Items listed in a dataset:
• • • •

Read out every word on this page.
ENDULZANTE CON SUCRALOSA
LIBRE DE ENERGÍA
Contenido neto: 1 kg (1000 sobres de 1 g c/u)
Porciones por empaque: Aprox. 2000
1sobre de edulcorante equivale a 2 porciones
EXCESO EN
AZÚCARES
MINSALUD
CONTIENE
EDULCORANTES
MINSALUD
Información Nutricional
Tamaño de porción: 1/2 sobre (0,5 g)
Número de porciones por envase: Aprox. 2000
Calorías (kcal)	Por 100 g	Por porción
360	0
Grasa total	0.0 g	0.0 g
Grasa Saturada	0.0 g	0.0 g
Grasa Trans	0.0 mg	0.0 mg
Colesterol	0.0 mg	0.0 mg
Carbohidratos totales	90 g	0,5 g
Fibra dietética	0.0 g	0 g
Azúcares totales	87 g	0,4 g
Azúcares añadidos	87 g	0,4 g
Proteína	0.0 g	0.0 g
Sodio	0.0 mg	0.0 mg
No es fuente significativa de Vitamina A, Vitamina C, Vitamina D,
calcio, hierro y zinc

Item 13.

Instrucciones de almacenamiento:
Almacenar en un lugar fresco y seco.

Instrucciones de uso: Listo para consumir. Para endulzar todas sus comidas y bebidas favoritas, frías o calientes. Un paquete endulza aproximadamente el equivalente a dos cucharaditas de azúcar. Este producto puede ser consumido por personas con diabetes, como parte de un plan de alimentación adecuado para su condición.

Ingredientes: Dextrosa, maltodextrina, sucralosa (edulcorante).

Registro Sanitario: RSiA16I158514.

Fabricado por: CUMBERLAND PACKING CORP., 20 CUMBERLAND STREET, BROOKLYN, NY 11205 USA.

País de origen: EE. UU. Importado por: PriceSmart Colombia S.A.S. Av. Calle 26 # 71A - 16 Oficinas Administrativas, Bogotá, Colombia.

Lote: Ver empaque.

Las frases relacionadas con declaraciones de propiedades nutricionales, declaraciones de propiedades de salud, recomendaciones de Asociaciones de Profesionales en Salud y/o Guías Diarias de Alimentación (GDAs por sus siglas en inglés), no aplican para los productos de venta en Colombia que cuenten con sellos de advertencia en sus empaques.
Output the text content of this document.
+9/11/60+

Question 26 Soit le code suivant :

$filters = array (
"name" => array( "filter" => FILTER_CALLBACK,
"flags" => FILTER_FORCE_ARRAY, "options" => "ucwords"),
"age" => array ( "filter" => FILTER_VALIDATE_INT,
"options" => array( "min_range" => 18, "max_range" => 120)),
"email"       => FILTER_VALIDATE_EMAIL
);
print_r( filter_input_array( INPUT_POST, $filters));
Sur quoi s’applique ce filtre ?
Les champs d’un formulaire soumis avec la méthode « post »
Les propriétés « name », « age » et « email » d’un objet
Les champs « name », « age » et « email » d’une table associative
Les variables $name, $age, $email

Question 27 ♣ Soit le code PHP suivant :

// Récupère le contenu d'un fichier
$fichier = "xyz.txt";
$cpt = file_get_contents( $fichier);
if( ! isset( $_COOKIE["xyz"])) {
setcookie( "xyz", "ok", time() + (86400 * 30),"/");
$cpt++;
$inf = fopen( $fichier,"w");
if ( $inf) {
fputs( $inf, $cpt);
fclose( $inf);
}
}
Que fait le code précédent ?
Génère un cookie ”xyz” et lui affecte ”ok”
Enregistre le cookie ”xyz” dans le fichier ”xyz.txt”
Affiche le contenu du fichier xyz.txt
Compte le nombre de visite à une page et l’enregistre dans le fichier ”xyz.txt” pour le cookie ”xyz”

• • • •

From the records above, extract every entry exactly as given.

Read out every word on this page.
ENDULZANTE CON SUCRALOSA
LIBRE DE ENERGÍA
Contenido neto: 1 kg (1000 sobres de 1 g c/u)
Porciones por empaque: Aprox. 2000
1sobre de edulcorante equivale a 2 porciones
EXCESO EN
AZÚCARES
MINSALUD
CONTIENE
EDULCORANTES
MINSALUD
Información Nutricional
Tamaño de porción: 1/2 sobre (0,5 g)
Número de porciones por envase: Aprox. 2000
Calorías (kcal)	Por 100 g	Por porción
360	0
Grasa total	0.0 g	0.0 g
Grasa Saturada	0.0 g	0.0 g
Grasa Trans	0.0 mg	0.0 mg
Colesterol	0.0 mg	0.0 mg
Carbohidratos totales	90 g	0,5 g
Fibra dietética	0.0 g	0 g
Azúcares totales	87 g	0,4 g
Azúcares añadidos	87 g	0,4 g
Proteína	0.0 g	0.0 g
Sodio	0.0 mg	0.0 mg
No es fuente significativa de Vitamina A, Vitamina C, Vitamina D,
calcio, hierro y zinc

Item 13.

Instrucciones de almacenamiento:
Almacenar en un lugar fresco y seco.

Instrucciones de uso: Listo para consumir. Para endulzar todas sus comidas y bebidas favoritas, frías o calientes. Un paquete endulza aproximadamente el equivalente a dos cucharaditas de azúcar. Este producto puede ser consumido por personas con diabetes, como parte de un plan de alimentación adecuado para su condición.

Ingredientes: Dextrosa, maltodextrina, sucralosa (edulcorante).

Registro Sanitario: RSiA16I158514.

Fabricado por: CUMBERLAND PACKING CORP., 20 CUMBERLAND STREET, BROOKLYN, NY 11205 USA.

País de origen: EE. UU. Importado por: PriceSmart Colombia S.A.S. Av. Calle 26 # 71A - 16 Oficinas Administrativas, Bogotá, Colombia.

Lote: Ver empaque.

Las frases relacionadas con declaraciones de propiedades nutricionales, declaraciones de propiedades de salud, recomendaciones de Asociaciones de Profesionales en Salud y/o Guías Diarias de Alimentación (GDAs por sus siglas en inglés), no aplican para los productos de venta en Colombia que cuenten con sellos de advertencia en sus empaques.
Output the text content of this document.
+9/11/60+

Question 26 Soit le code suivant :

$filters = array (
"name" => array( "filter" => FILTER_CALLBACK,
"flags" => FILTER_FORCE_ARRAY, "options" => "ucwords"),
"age" => array ( "filter" => FILTER_VALIDATE_INT,
"options" => array( "min_range" => 18, "max_range" => 120)),
"email"       => FILTER_VALIDATE_EMAIL
);
print_r( filter_input_array( INPUT_POST, $filters));
Sur quoi s’applique ce filtre ?
Les champs d’un formulaire soumis avec la méthode « post »
Les propriétés « name », « age » et « email » d’un objet
Les champs « name », « age » et « email » d’une table associative
Les variables $name, $age, $email

Question 27 ♣ Soit le code PHP suivant :

// Récupère le contenu d'un fichier
$fichier = "xyz.txt";
$cpt = file_get_contents( $fichier);
if( ! isset( $_COOKIE["xyz"])) {
setcookie( "xyz", "ok", time() + (86400 * 30),"/");
$cpt++;
$inf = fopen( $fichier,"w");
if ( $inf) {
fputs( $inf, $cpt);
fclose( $inf);
}
}
Que fait le code précédent ?
Génère un cookie ”xyz” et lui affecte ”ok”
Enregistre le cookie ”xyz” dans le fichier ”xyz.txt”
Affiche le contenu du fichier xyz.txt
Compte le nombre de visite à une page et l’enregistre dans le fichier ”xyz.txt” pour le cookie ”xyz”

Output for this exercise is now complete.